**JOB**
How many lines in the entries below include the string "title"? Answer with the number only.

━━━ PROVIDED DATA ━━━

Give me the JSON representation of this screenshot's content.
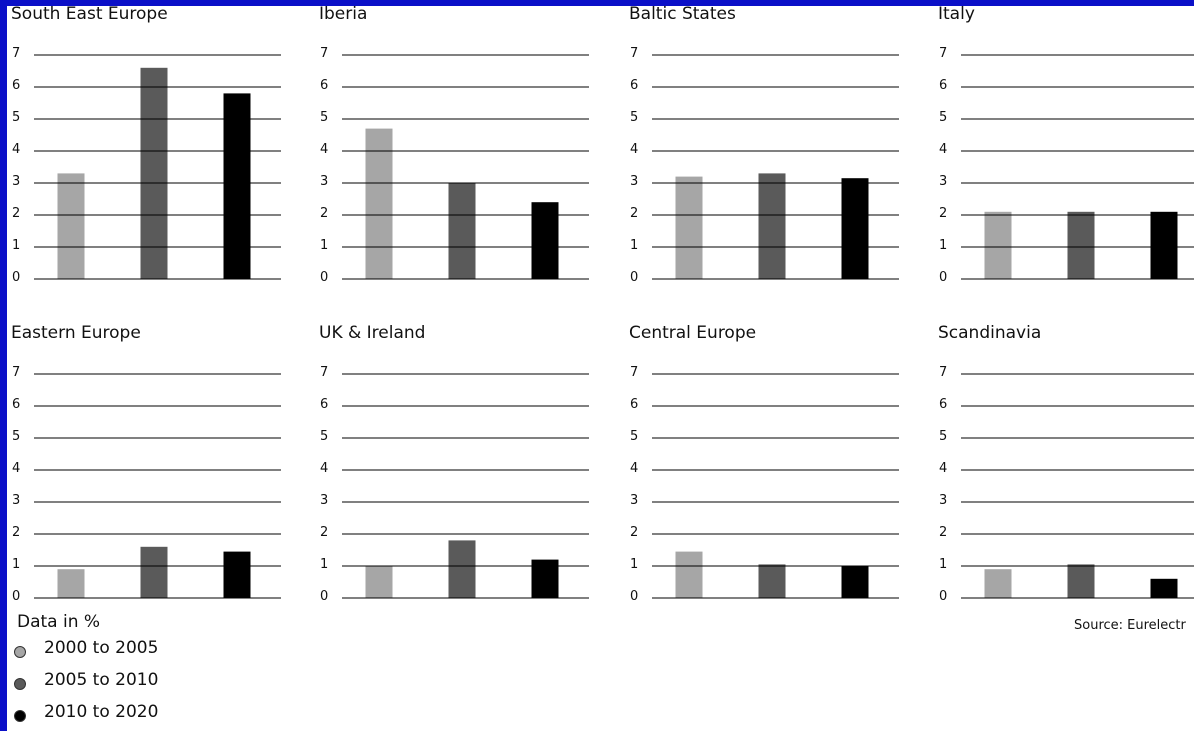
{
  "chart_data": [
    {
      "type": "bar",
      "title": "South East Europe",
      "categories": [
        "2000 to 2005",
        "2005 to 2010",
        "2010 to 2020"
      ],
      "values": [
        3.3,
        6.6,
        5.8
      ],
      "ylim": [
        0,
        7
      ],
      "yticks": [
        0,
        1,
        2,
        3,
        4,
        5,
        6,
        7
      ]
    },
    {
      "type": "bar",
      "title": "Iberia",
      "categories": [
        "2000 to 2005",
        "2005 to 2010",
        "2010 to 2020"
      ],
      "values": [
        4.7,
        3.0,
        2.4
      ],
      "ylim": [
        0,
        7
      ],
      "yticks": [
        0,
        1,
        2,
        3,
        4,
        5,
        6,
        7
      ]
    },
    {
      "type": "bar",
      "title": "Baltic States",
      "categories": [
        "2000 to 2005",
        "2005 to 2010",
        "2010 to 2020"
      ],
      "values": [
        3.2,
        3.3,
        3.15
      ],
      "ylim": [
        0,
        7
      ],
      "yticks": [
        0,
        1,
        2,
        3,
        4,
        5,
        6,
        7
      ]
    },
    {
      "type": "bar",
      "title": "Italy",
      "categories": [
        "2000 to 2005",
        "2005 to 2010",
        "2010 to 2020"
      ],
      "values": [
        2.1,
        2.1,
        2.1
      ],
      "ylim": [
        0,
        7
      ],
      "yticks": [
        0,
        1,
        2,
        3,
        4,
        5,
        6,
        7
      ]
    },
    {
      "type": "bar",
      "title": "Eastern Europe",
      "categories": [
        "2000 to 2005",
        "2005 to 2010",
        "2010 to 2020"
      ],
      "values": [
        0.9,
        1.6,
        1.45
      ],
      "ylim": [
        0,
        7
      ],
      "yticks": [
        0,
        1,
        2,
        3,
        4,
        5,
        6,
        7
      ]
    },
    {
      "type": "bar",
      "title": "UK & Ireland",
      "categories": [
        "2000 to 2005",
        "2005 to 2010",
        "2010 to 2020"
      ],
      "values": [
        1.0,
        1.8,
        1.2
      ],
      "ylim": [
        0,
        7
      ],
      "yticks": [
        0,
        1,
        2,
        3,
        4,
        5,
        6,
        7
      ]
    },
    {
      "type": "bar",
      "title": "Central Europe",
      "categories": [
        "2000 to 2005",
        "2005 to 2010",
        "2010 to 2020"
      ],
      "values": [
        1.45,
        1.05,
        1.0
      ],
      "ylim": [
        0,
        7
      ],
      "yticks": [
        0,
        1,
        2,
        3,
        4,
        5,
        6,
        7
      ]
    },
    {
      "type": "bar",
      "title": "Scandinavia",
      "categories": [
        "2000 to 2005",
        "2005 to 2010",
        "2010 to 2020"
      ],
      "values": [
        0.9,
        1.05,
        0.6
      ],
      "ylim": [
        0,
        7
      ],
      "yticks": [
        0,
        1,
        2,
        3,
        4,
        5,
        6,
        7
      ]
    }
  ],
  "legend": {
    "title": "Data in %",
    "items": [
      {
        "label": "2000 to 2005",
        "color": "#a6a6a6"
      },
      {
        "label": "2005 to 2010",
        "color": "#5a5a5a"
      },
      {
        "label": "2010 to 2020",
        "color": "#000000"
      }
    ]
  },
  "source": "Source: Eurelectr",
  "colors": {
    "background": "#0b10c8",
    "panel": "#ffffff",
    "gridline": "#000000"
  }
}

━━━
━━━ PROVIDED DATA ━━━

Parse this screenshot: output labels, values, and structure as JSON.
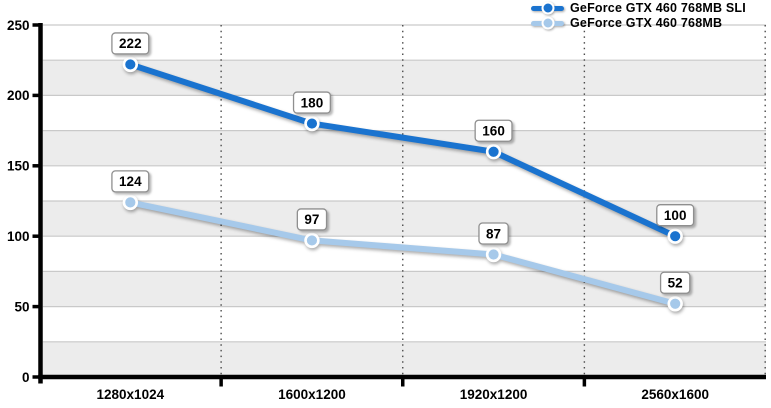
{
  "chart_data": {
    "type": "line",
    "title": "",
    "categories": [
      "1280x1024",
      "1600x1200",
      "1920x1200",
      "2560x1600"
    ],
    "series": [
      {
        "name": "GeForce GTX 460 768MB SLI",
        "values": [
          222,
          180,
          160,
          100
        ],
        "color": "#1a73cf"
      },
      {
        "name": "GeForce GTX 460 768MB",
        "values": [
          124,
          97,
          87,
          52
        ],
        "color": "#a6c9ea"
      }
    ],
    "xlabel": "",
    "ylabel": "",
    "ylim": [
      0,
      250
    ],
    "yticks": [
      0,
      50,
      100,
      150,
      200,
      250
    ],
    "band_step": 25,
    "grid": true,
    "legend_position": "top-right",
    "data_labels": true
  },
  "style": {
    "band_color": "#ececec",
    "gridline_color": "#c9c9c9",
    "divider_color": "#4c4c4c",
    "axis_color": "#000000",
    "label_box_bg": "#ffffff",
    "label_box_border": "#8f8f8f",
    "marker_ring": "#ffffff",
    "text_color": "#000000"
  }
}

━━━
━━━ PROVIDED DATA ━━━

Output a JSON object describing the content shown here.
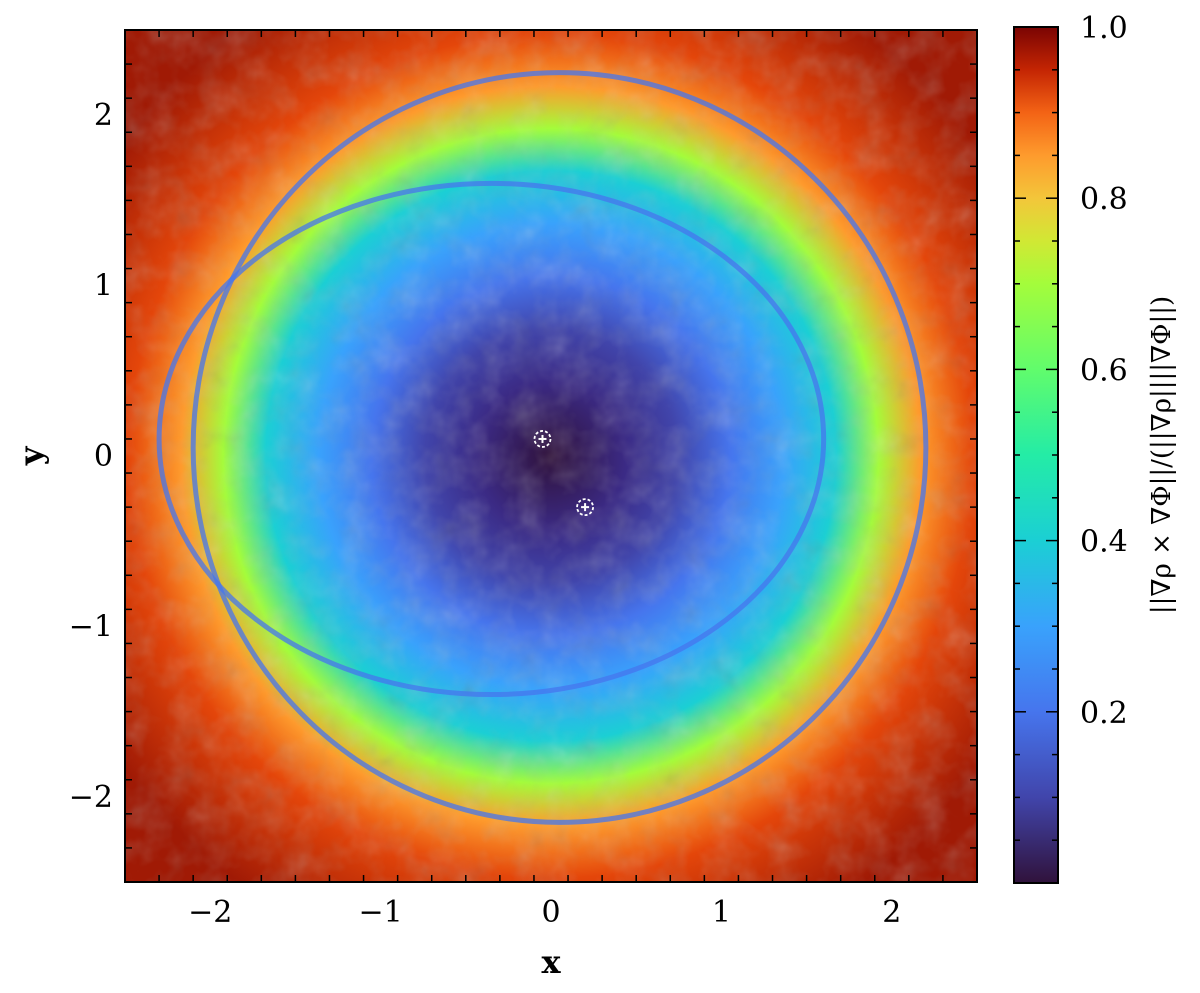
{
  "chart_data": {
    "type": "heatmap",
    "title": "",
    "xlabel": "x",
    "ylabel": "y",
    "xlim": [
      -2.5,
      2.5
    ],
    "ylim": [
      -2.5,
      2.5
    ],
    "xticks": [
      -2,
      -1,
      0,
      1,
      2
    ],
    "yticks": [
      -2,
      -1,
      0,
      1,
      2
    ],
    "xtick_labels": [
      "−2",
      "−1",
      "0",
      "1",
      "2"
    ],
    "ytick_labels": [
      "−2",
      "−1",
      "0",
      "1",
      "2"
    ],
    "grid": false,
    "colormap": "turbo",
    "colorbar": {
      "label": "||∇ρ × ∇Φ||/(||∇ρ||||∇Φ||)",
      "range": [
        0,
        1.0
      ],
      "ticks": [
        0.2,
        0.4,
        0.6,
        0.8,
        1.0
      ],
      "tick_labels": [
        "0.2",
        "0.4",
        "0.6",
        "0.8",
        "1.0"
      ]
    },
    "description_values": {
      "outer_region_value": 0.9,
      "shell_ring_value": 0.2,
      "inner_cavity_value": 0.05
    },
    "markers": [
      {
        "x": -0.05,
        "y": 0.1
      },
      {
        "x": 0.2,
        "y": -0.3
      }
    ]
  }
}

━━━

**OUTPUT OF THE TASK**
11